**WHAT YOU NEED TO DO**
Please convert the rows between the line containing "y0, x1, y1]." and the line containing "bar-4: [655, 487, 703, 609]", inclusive, into a Markdown table with the columns No. and Line, skipping blank lines and leaving out the pictures.

**LISTED ENTRIES**
-- START --

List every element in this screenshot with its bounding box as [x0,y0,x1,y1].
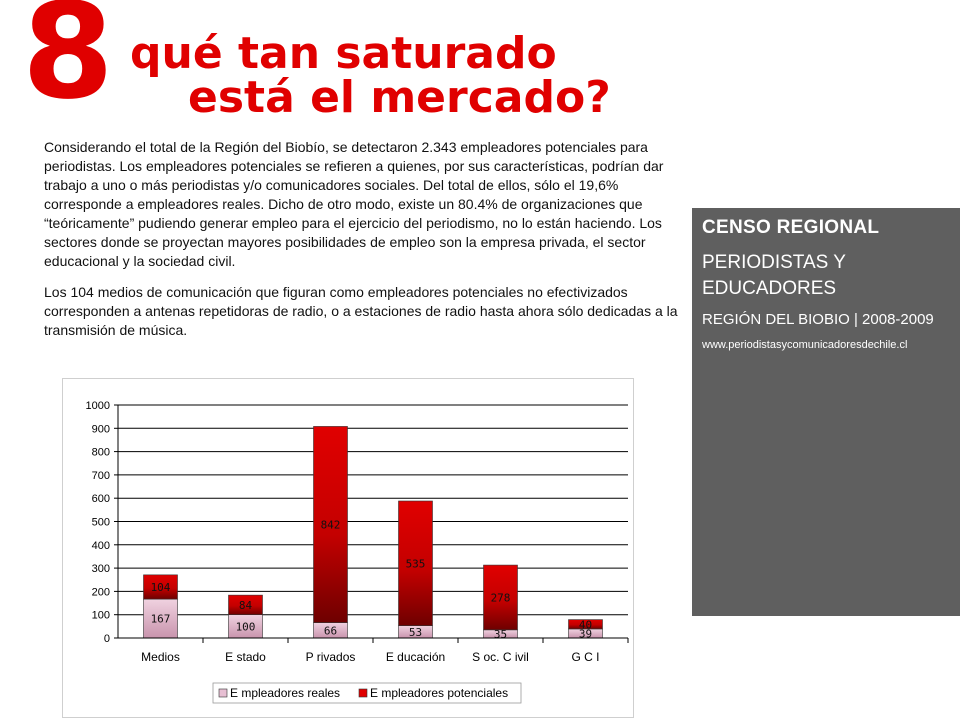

-- END --
-- START --

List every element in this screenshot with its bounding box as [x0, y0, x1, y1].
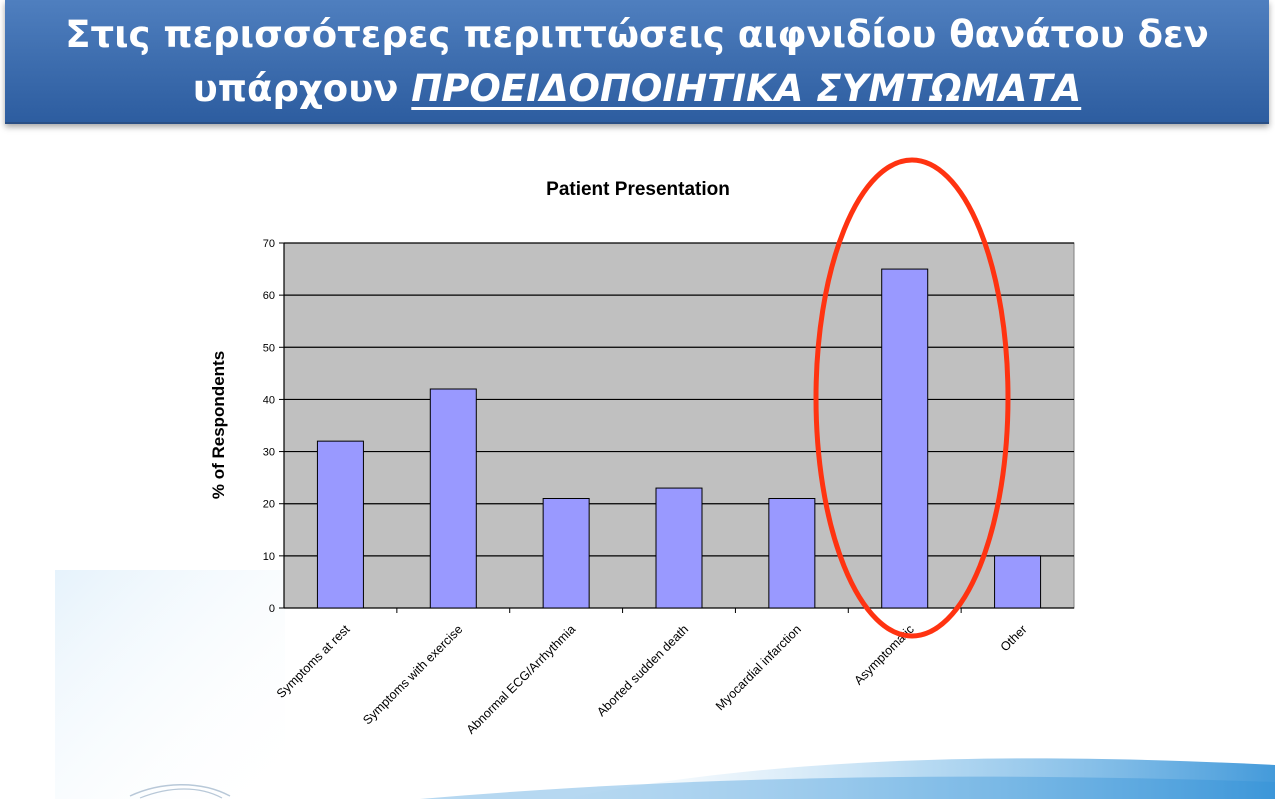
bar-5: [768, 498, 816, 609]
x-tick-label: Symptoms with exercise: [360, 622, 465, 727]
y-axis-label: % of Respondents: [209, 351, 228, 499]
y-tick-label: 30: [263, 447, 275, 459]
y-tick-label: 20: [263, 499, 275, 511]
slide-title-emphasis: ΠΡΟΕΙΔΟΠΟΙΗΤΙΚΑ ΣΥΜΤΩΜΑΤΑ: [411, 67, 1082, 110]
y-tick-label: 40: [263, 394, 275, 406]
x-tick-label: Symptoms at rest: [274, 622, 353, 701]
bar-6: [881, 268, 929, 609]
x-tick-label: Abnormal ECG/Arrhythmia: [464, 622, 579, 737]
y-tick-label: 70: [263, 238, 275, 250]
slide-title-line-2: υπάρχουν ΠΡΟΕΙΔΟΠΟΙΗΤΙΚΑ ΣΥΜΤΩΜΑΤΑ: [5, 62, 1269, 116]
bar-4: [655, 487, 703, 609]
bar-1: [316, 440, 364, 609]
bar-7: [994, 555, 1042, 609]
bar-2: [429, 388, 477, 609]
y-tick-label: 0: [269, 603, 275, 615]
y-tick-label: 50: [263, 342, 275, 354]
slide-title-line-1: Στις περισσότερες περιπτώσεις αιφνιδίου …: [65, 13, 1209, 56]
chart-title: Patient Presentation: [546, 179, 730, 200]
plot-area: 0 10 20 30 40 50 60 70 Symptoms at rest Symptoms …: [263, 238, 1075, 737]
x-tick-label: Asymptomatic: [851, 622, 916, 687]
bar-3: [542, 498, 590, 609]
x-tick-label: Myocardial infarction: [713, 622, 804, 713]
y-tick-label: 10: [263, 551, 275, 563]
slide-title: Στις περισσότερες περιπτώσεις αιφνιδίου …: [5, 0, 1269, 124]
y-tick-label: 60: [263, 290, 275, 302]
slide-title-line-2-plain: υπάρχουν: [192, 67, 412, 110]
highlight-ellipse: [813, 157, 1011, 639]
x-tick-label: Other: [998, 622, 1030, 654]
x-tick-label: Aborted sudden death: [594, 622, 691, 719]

-- END --

**FULL OUTPUT**
| No. | Line |
|---|---|
| 1 | List every element in this screenshot with its bounding box as [x0, y0, x1, y1]. |
| 2 | bar-5: [768, 498, 816, 609] |
| 3 | x-tick-label: Symptoms with exercise: [360, 622, 465, 727] |
| 4 | y-axis-label: % of Respondents: [209, 351, 228, 499] |
| 5 | y-tick-label: 30: [263, 447, 275, 459] |
| 6 | y-tick-label: 20: [263, 499, 275, 511] |
| 7 | slide-title-emphasis: ΠΡΟΕΙΔΟΠΟΙΗΤΙΚΑ ΣΥΜΤΩΜΑΤΑ: [411, 67, 1082, 110] |
| 8 | y-tick-label: 40: [263, 394, 275, 406] |
| 9 | x-tick-label: Symptoms at rest: [274, 622, 353, 701] |
| 10 | bar-6: [881, 268, 929, 609] |
| 11 | x-tick-label: Abnormal ECG/Arrhythmia: [464, 622, 579, 737] |
| 12 | y-tick-label: 70: [263, 238, 275, 250] |
| 13 | slide-title-line-2: υπάρχουν ΠΡΟΕΙΔΟΠΟΙΗΤΙΚΑ ΣΥΜΤΩΜΑΤΑ: [5, 62, 1269, 116] |
| 14 | bar-4: [655, 487, 703, 609] |